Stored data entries
__________________________________________________

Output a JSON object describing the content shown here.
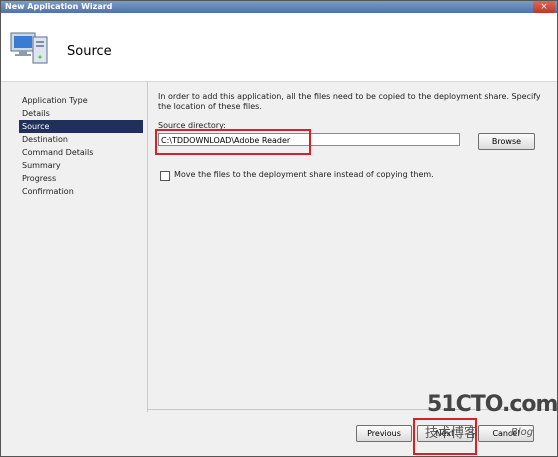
{
  "window": {
    "title": "New Application Wizard",
    "close_glyph": "×"
  },
  "header": {
    "title": "Source",
    "icon": "computer-icon"
  },
  "nav": {
    "items": [
      {
        "label": "Application Type",
        "selected": false
      },
      {
        "label": "Details",
        "selected": false
      },
      {
        "label": "Source",
        "selected": true
      },
      {
        "label": "Destination",
        "selected": false
      },
      {
        "label": "Command Details",
        "selected": false
      },
      {
        "label": "Summary",
        "selected": false
      },
      {
        "label": "Progress",
        "selected": false
      },
      {
        "label": "Confirmation",
        "selected": false
      }
    ]
  },
  "content": {
    "intro": "In order to add this application, all the files need to be copied to the deployment share.  Specify the location of these files.",
    "source_label": "Source directory:",
    "source_value": "C:\\TDDOWNLOAD\\Adobe Reader",
    "browse_label": "Browse",
    "move_label": "Move the files to the deployment share instead of copying them.",
    "move_checked": false
  },
  "buttons": {
    "previous": "Previous",
    "next": "Next",
    "cancel": "Cancel"
  },
  "watermark": {
    "line1": "51CTO.com",
    "line2": "技术博客",
    "line3": "Blog"
  },
  "colors": {
    "selected_bg": "#20305a",
    "highlight_red": "#d4222a",
    "title_bar": "#4e73a8"
  }
}
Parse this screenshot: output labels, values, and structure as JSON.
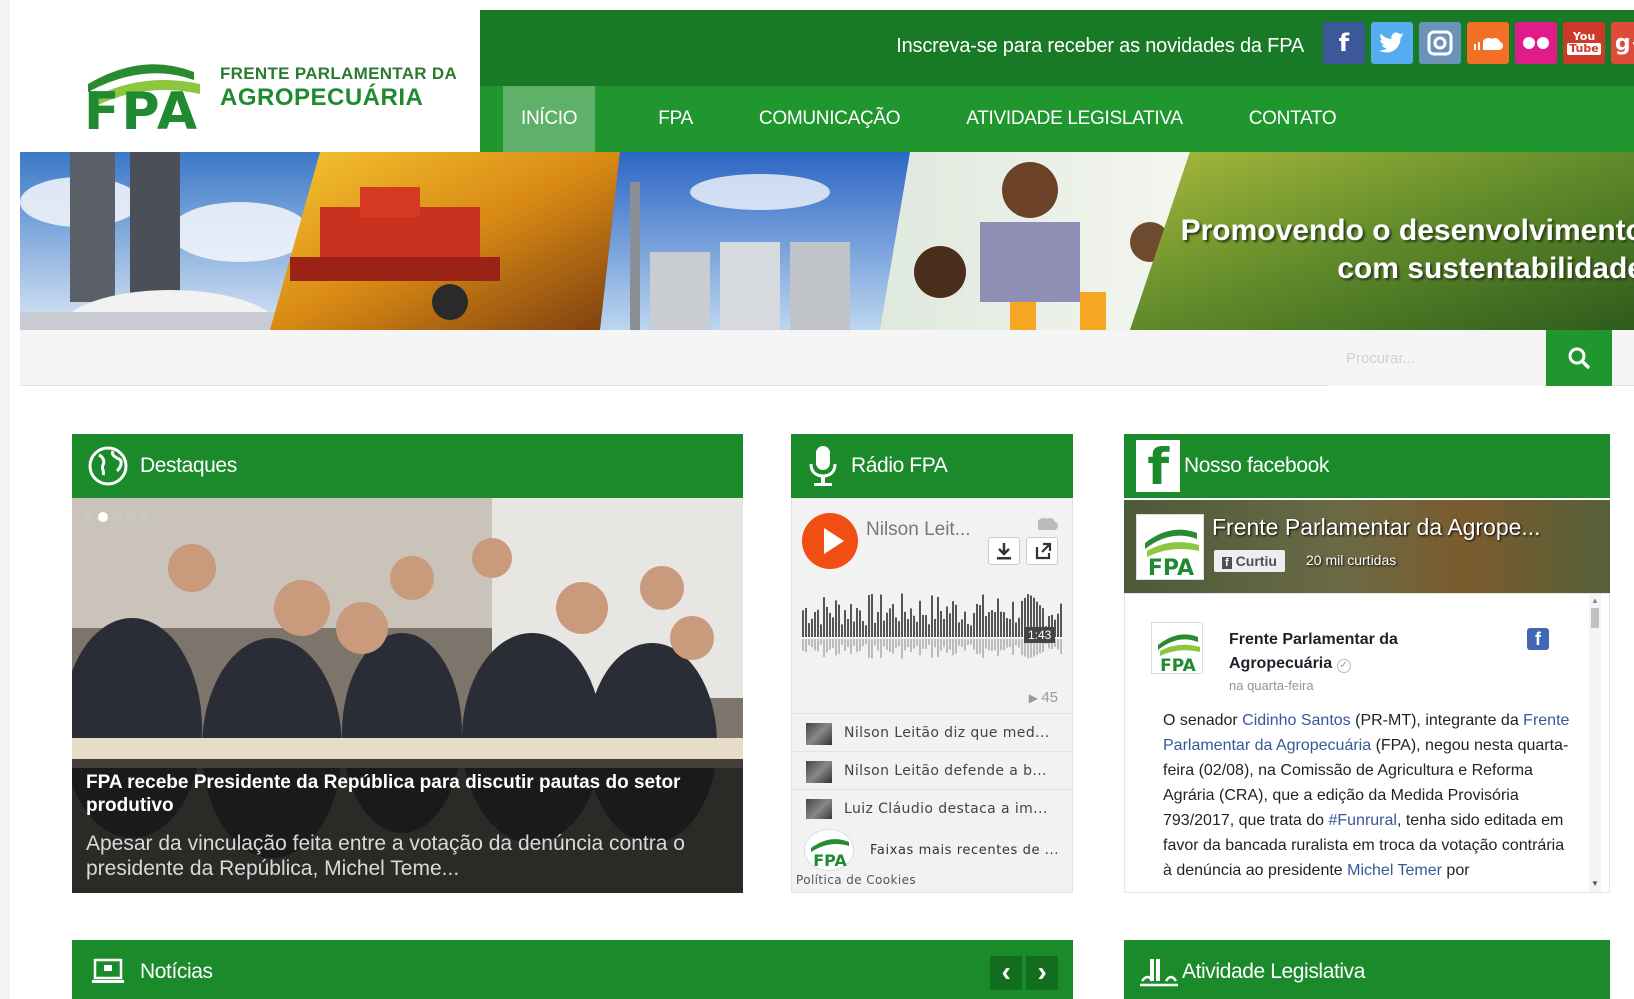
{
  "header": {
    "logo_fpa": "FPA",
    "logo_line1": "FRENTE PARLAMENTAR DA",
    "logo_line2": "AGROPECUÁRIA",
    "subscribe_text": "Inscreva-se para receber as novidades da FPA",
    "social": [
      {
        "icon": "facebook-icon",
        "glyph": "f",
        "color": "#3b5998"
      },
      {
        "icon": "twitter-icon",
        "glyph": "t",
        "color": "#55acee"
      },
      {
        "icon": "instagram-icon",
        "glyph": "◎",
        "color": "#6b93b8"
      },
      {
        "icon": "soundcloud-icon",
        "glyph": "☁",
        "color": "#f26f23"
      },
      {
        "icon": "flickr-icon",
        "glyph": "●●",
        "color": "#e01b8a"
      },
      {
        "icon": "youtube-icon",
        "glyph": "You",
        "color": "#cc3a2c"
      },
      {
        "icon": "google-plus-icon",
        "glyph": "g+",
        "color": "#dd4b39"
      }
    ]
  },
  "nav": {
    "items": [
      "INÍCIO",
      "FPA",
      "COMUNICAÇÃO",
      "ATIVIDADE LEGISLATIVA",
      "CONTATO"
    ]
  },
  "banner": {
    "tagline_line1": "Promovendo o desenvolvimento",
    "tagline_line2": "com sustentabilidade"
  },
  "search": {
    "placeholder": "Procurar..."
  },
  "destaques": {
    "title": "Destaques",
    "headline": "FPA recebe Presidente da República para discutir pautas do setor produtivo",
    "excerpt": "Apesar da vinculação feita entre a votação da denúncia contra o presidente da República, Michel Teme..."
  },
  "radio": {
    "title": "Rádio FPA",
    "artist": "Nilson Leit...",
    "duration": "1:43",
    "plays": "45",
    "tracks": [
      "Nilson Leitão diz que med...",
      "Nilson Leitão defende a b...",
      "Luiz Cláudio destaca a im..."
    ],
    "footer_label": "Faixas mais recentes de ...",
    "cookies": "Política de Cookies"
  },
  "facebook": {
    "title": "Nosso facebook",
    "cover_title": "Frente Parlamentar da Agrope...",
    "like_button": "Curtiu",
    "likes_count": "20 mil curtidas",
    "author": "Frente Parlamentar da Agropecuária",
    "author_line1": "Frente Parlamentar da",
    "author_line2": "Agropecuária",
    "time": "na quarta-feira",
    "post_parts": {
      "p1": "O senador ",
      "link1": "Cidinho Santos",
      "p2": " (PR-MT), integrante da ",
      "link2": "Frente Parlamentar da Agropecuária",
      "p3": " (FPA), negou nesta quarta-feira (02/08), na Comissão de Agricultura e Reforma Agrária (CRA), que a edição da Medida Provisória 793/2017, que trata do ",
      "link3": "#Funrural",
      "p4": ", tenha sido editada em favor da bancada ruralista em troca da votação contrária à denúncia ao presidente ",
      "link4": "Michel Temer",
      "p5": " por"
    }
  },
  "noticias": {
    "title": "Notícias",
    "prev": "‹",
    "next": "›"
  },
  "atividade": {
    "title": "Atividade Legislativa"
  },
  "colors": {
    "green_dark": "#187a26",
    "green": "#20962f",
    "panel": "#1a8a2b",
    "nav_active": "#5fb16a"
  }
}
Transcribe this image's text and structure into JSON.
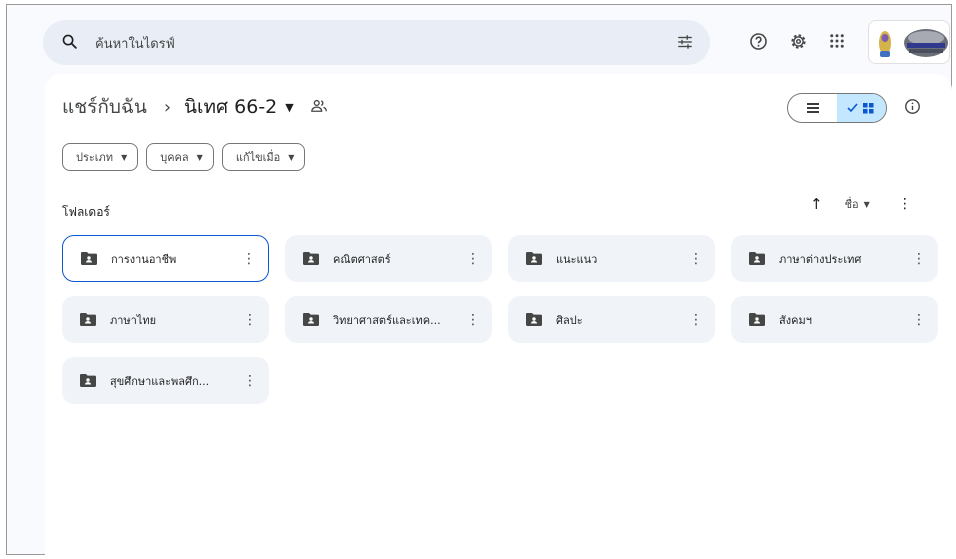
{
  "search": {
    "placeholder": "ค้นหาในไดรฟ์"
  },
  "icons": {
    "search": "search-icon",
    "tune": "tune-icon",
    "help": "help-icon",
    "settings": "settings-icon",
    "apps": "apps-grid-icon",
    "avatar": "account-avatar"
  },
  "breadcrumb": {
    "root": "แชร์กับฉัน",
    "separator": "›",
    "current": "นิเทศ 66-2"
  },
  "filters": [
    {
      "label": "ประเภท"
    },
    {
      "label": "บุคคล"
    },
    {
      "label": "แก้ไขเมื่อ"
    }
  ],
  "section": {
    "title": "โฟลเดอร์"
  },
  "sort": {
    "label": "ชื่อ"
  },
  "folders": [
    {
      "name": "การงานอาชีพ"
    },
    {
      "name": "คณิตศาสตร์"
    },
    {
      "name": "แนะแนว"
    },
    {
      "name": "ภาษาต่างประเทศ"
    },
    {
      "name": "ภาษาไทย"
    },
    {
      "name": "วิทยาศาสตร์และเทค..."
    },
    {
      "name": "ศิลปะ"
    },
    {
      "name": "สังคมฯ"
    },
    {
      "name": "สุขศึกษาและพลศึก..."
    }
  ],
  "colors": {
    "accent": "#0b57d0",
    "selected_view": "#c2e7ff",
    "search_bg": "#e9eef6",
    "folder_bg": "#f0f4f9"
  }
}
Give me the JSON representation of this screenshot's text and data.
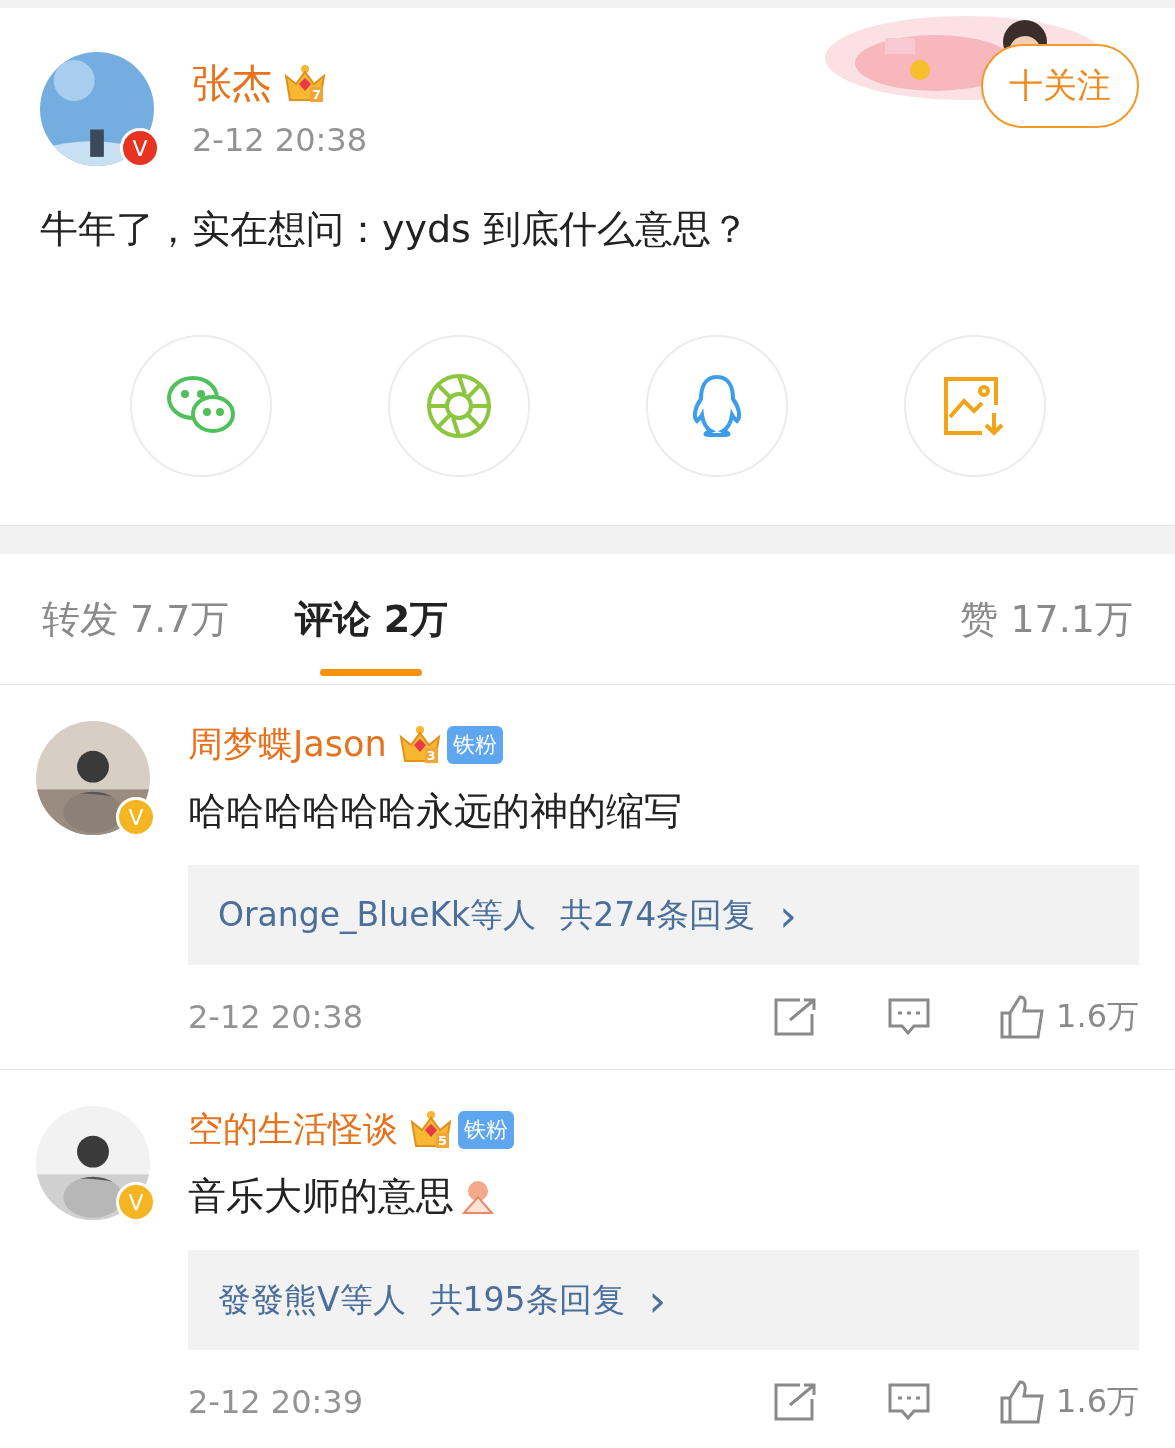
{
  "post": {
    "author": "张杰",
    "verified_mark": "V",
    "crown_level": "7",
    "time": "2-12 20:38",
    "follow_button": "十关注",
    "text": "牛年了，实在想问：yyds 到底什么意思？"
  },
  "share_buttons": [
    {
      "kind": "wechat"
    },
    {
      "kind": "moments"
    },
    {
      "kind": "qq"
    },
    {
      "kind": "save-image"
    }
  ],
  "tabs": [
    {
      "label": "转发 7.7万",
      "selected": false
    },
    {
      "label": "评论 2万",
      "selected": true
    },
    {
      "label": "赞 17.1万",
      "selected": false
    }
  ],
  "comments": [
    {
      "author": "周梦蝶Jason",
      "verified_mark": "V",
      "crown_level": "3",
      "fan_badge": "铁粉",
      "text": "哈哈哈哈哈哈永远的神的缩写",
      "emoji": false,
      "replies_by": "Orange_BlueKk等人",
      "replies_count": "共274条回复",
      "reply_arrow": "›",
      "time": "2-12 20:38",
      "likes": "1.6万"
    },
    {
      "author": "空的生活怪谈",
      "verified_mark": "V",
      "crown_level": "5",
      "fan_badge": "铁粉",
      "text": "音乐大师的意思",
      "emoji": true,
      "replies_by": "發發熊V等人",
      "replies_count": "共195条回复",
      "reply_arrow": "›",
      "time": "2-12 20:39",
      "likes": "1.6万"
    }
  ]
}
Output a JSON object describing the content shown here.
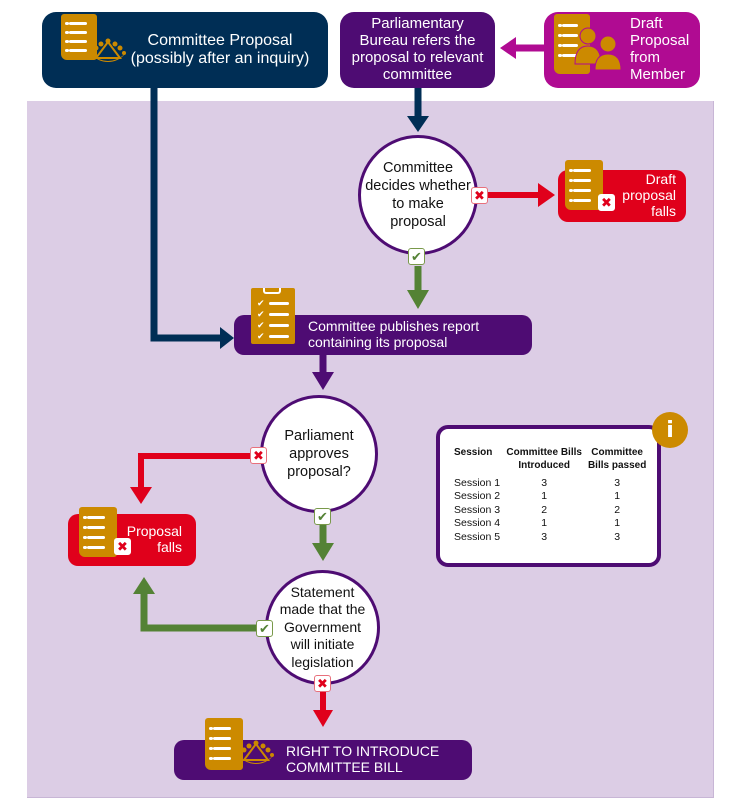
{
  "nodes": {
    "committee_proposal": {
      "label_line1": "Committee Proposal",
      "label_line2": "(possibly after an inquiry)",
      "icon": "document-with-crowd-icon"
    },
    "bureau_refers": {
      "label_line1": "Parliamentary",
      "label_line2": "Bureau refers the",
      "label_line3": "proposal to relevant",
      "label_line4": "committee"
    },
    "draft_from_member": {
      "label_line1": "Draft",
      "label_line2": "Proposal",
      "label_line3": "from",
      "label_line4": "Member",
      "icon": "document-with-members-icon"
    },
    "committee_decides": {
      "label_line1": "Committee",
      "label_line2": "decides whether",
      "label_line3": "to make",
      "label_line4": "proposal"
    },
    "draft_proposal_falls": {
      "label_line1": "Draft",
      "label_line2": "proposal",
      "label_line3": "falls",
      "icon": "document-rejected-icon"
    },
    "publishes_report": {
      "label_line1": "Committee publishes report",
      "label_line2": "containing its proposal",
      "icon": "clipboard-checklist-icon"
    },
    "parliament_approves": {
      "label_line1": "Parliament",
      "label_line2": "approves",
      "label_line3": "proposal?"
    },
    "proposal_falls": {
      "label_line1": "Proposal",
      "label_line2": "falls",
      "icon": "document-rejected-icon"
    },
    "government_statement": {
      "label_line1": "Statement",
      "label_line2": "made that the",
      "label_line3": "Government",
      "label_line4": "will initiate",
      "label_line5": "legislation"
    },
    "right_to_introduce": {
      "label_line1": "RIGHT TO INTRODUCE",
      "label_line2": "COMMITTEE BILL",
      "icon": "document-with-crowd-icon"
    }
  },
  "badges": {
    "yes": "✔",
    "no": "✖"
  },
  "info": {
    "icon_glyph": "i",
    "headers": [
      "Session",
      "Committee Bills Introduced",
      "Committee Bills passed"
    ],
    "header_lines": [
      [
        "Session",
        ""
      ],
      [
        "Committee Bills",
        "Introduced"
      ],
      [
        "Committee",
        "Bills passed"
      ]
    ],
    "rows": [
      [
        "Session 1",
        "3",
        "3"
      ],
      [
        "Session 2",
        "1",
        "1"
      ],
      [
        "Session 3",
        "2",
        "2"
      ],
      [
        "Session 4",
        "1",
        "1"
      ],
      [
        "Session 5",
        "3",
        "3"
      ]
    ]
  },
  "colors": {
    "navy": "#002e55",
    "purple": "#4e0c73",
    "magenta": "#b00b92",
    "red": "#e0001b",
    "green": "#548235",
    "gold": "#cc8a00",
    "panel": "#dccde5"
  }
}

__________________________________________________

- **TASK BRIEF**:
Tally the lines above containing "Bills". Answer with the count only.

- **EXPECTED ANSWER**:
4